→ OBJECTIVE
Can you extract, word for word, the lines from the first one through the line containing "header-row xyxy=(0,0,1145,71)", including both of those?

BEGIN SUPPLIED RECORDS

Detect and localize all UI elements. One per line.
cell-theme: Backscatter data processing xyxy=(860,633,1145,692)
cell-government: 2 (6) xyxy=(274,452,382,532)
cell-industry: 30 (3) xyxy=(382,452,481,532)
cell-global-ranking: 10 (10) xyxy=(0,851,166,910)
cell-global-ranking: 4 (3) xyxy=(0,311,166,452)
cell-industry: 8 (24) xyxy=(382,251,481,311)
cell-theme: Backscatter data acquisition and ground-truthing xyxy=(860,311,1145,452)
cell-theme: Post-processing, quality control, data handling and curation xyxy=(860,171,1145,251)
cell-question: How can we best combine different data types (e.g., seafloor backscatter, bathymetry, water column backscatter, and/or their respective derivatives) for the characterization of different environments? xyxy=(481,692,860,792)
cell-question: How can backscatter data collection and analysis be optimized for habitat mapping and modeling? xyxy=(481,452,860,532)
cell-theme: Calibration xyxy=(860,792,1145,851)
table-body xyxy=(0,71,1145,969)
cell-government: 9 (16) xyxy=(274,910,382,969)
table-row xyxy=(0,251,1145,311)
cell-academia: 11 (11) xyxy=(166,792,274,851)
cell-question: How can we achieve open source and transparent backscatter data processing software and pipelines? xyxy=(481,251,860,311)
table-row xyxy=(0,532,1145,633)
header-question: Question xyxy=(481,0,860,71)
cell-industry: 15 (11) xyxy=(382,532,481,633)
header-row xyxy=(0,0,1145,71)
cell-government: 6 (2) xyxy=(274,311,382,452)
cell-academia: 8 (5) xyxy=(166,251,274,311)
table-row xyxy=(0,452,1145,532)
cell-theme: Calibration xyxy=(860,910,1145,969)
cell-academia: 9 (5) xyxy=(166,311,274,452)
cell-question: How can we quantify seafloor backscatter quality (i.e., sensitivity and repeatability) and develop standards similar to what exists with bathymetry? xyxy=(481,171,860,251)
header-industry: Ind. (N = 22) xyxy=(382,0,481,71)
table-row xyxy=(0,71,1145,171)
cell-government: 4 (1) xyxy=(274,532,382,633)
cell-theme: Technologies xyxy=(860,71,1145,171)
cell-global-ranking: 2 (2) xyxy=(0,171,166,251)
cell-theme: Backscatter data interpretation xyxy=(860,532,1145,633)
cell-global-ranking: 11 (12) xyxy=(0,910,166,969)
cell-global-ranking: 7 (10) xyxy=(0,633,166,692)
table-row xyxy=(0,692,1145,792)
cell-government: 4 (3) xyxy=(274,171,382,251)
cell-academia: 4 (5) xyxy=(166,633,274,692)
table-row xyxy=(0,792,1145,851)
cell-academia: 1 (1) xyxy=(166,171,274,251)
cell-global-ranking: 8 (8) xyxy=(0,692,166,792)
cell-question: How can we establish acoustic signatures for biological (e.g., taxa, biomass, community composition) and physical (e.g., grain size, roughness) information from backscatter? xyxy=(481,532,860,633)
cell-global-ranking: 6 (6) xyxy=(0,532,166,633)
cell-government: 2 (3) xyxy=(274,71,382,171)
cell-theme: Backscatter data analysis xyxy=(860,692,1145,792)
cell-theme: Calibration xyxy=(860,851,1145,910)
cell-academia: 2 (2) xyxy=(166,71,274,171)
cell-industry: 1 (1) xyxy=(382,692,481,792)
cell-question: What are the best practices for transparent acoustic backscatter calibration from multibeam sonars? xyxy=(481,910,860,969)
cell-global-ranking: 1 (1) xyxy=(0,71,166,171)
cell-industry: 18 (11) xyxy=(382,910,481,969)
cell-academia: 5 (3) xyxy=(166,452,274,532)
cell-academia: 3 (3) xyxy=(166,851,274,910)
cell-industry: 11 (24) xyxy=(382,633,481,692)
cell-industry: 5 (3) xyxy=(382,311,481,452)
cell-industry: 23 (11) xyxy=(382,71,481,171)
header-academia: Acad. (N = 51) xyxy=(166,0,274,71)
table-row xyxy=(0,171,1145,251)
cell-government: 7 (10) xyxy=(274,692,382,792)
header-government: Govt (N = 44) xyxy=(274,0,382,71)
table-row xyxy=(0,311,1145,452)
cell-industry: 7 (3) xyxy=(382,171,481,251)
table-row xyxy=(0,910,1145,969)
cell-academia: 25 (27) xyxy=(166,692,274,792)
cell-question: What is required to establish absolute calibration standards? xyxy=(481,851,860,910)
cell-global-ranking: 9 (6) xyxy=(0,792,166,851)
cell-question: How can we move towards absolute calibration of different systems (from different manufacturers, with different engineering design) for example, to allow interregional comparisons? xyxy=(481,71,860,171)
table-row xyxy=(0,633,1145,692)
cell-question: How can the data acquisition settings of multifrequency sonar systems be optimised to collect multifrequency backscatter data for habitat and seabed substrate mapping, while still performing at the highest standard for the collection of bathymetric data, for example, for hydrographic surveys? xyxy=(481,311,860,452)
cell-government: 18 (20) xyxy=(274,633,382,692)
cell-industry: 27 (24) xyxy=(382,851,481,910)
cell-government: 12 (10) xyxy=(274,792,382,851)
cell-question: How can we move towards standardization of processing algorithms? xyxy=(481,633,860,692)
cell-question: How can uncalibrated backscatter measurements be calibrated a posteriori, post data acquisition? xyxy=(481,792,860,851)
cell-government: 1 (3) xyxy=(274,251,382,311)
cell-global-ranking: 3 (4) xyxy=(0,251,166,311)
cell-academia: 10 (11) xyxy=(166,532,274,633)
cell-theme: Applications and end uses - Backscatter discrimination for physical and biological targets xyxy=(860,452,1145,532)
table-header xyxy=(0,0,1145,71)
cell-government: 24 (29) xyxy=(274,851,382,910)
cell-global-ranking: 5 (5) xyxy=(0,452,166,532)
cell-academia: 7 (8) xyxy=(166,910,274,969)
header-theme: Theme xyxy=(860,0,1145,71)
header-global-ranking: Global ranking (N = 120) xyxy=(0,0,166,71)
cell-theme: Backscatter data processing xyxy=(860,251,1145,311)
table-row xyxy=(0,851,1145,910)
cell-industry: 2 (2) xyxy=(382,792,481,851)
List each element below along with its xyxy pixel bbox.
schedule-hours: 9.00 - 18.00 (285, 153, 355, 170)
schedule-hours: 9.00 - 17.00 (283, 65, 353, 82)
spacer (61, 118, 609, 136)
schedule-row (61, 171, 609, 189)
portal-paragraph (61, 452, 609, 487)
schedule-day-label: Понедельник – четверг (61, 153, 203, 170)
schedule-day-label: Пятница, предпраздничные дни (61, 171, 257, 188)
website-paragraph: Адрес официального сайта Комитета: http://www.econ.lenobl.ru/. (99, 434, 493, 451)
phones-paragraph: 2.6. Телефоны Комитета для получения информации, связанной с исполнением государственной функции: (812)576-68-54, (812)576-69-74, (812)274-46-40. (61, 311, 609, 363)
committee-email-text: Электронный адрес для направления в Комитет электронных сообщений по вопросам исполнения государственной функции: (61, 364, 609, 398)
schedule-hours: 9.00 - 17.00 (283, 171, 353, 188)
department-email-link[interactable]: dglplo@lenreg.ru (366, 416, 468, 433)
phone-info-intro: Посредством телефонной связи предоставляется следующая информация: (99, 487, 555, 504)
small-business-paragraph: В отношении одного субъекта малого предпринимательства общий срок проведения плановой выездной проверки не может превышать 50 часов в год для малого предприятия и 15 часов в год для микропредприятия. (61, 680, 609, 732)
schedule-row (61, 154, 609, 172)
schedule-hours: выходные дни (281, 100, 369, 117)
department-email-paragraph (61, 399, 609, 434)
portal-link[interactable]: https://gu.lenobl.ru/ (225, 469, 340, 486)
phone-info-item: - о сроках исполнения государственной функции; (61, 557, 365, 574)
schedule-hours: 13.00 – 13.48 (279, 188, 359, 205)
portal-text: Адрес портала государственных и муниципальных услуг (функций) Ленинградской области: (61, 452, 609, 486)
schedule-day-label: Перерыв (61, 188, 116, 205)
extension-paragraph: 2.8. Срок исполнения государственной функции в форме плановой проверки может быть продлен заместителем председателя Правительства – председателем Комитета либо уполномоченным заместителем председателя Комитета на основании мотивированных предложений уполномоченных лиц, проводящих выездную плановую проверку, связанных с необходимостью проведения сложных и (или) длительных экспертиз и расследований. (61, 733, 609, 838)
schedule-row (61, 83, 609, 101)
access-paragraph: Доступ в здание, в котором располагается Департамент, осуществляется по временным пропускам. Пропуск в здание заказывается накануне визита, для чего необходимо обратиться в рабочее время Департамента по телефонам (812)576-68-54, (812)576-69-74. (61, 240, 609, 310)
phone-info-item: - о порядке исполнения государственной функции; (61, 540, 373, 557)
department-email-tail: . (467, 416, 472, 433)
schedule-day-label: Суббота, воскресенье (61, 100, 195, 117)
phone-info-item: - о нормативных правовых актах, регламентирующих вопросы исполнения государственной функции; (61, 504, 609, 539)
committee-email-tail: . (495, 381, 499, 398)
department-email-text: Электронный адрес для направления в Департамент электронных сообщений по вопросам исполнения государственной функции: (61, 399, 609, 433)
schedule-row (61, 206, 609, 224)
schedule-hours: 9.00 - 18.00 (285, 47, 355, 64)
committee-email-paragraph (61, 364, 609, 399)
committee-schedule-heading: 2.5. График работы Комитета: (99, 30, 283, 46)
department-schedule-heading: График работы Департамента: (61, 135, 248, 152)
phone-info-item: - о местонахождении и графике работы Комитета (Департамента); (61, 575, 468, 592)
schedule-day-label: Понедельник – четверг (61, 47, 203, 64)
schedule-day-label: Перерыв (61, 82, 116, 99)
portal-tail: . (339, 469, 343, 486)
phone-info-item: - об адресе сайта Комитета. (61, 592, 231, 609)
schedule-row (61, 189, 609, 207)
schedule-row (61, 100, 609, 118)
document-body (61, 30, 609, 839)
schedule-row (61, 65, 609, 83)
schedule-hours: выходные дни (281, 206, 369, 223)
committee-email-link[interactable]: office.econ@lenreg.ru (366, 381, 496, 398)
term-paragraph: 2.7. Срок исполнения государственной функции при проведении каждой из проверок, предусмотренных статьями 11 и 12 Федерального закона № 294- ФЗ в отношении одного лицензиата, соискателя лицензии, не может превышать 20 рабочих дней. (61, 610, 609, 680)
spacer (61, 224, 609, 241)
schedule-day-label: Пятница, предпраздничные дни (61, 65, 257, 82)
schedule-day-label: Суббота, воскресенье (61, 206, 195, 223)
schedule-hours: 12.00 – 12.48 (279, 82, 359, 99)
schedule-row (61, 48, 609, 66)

END SUPPLIED RECORDS

→ SOLUTION TO THIS PROBLEM
Detect and localize all UI elements. One per line.
cell-theme: Backscatter data processing xyxy=(860,633,1145,692)
cell-government: 2 (6) xyxy=(274,452,382,532)
cell-industry: 30 (3) xyxy=(382,452,481,532)
cell-global-ranking: 10 (10) xyxy=(0,851,166,910)
cell-global-ranking: 4 (3) xyxy=(0,311,166,452)
cell-industry: 8 (24) xyxy=(382,251,481,311)
cell-theme: Backscatter data acquisition and ground-truthing xyxy=(860,311,1145,452)
cell-theme: Post-processing, quality control, data handling and curation xyxy=(860,171,1145,251)
cell-question: How can we best combine different data types (e.g., seafloor backscatter, bathymetry, water column backscatter, and/or their respective derivatives) for the characterization of different environments? xyxy=(481,692,860,792)
cell-question: How can backscatter data collection and analysis be optimized for habitat mapping and modeling? xyxy=(481,452,860,532)
cell-theme: Calibration xyxy=(860,792,1145,851)
table-body xyxy=(0,71,1145,969)
cell-government: 9 (16) xyxy=(274,910,382,969)
table-row xyxy=(0,251,1145,311)
cell-academia: 11 (11) xyxy=(166,792,274,851)
cell-question: How can we achieve open source and transparent backscatter data processing software and pipelines? xyxy=(481,251,860,311)
table-row xyxy=(0,532,1145,633)
header-question: Question xyxy=(481,0,860,71)
cell-industry: 15 (11) xyxy=(382,532,481,633)
header-row xyxy=(0,0,1145,71)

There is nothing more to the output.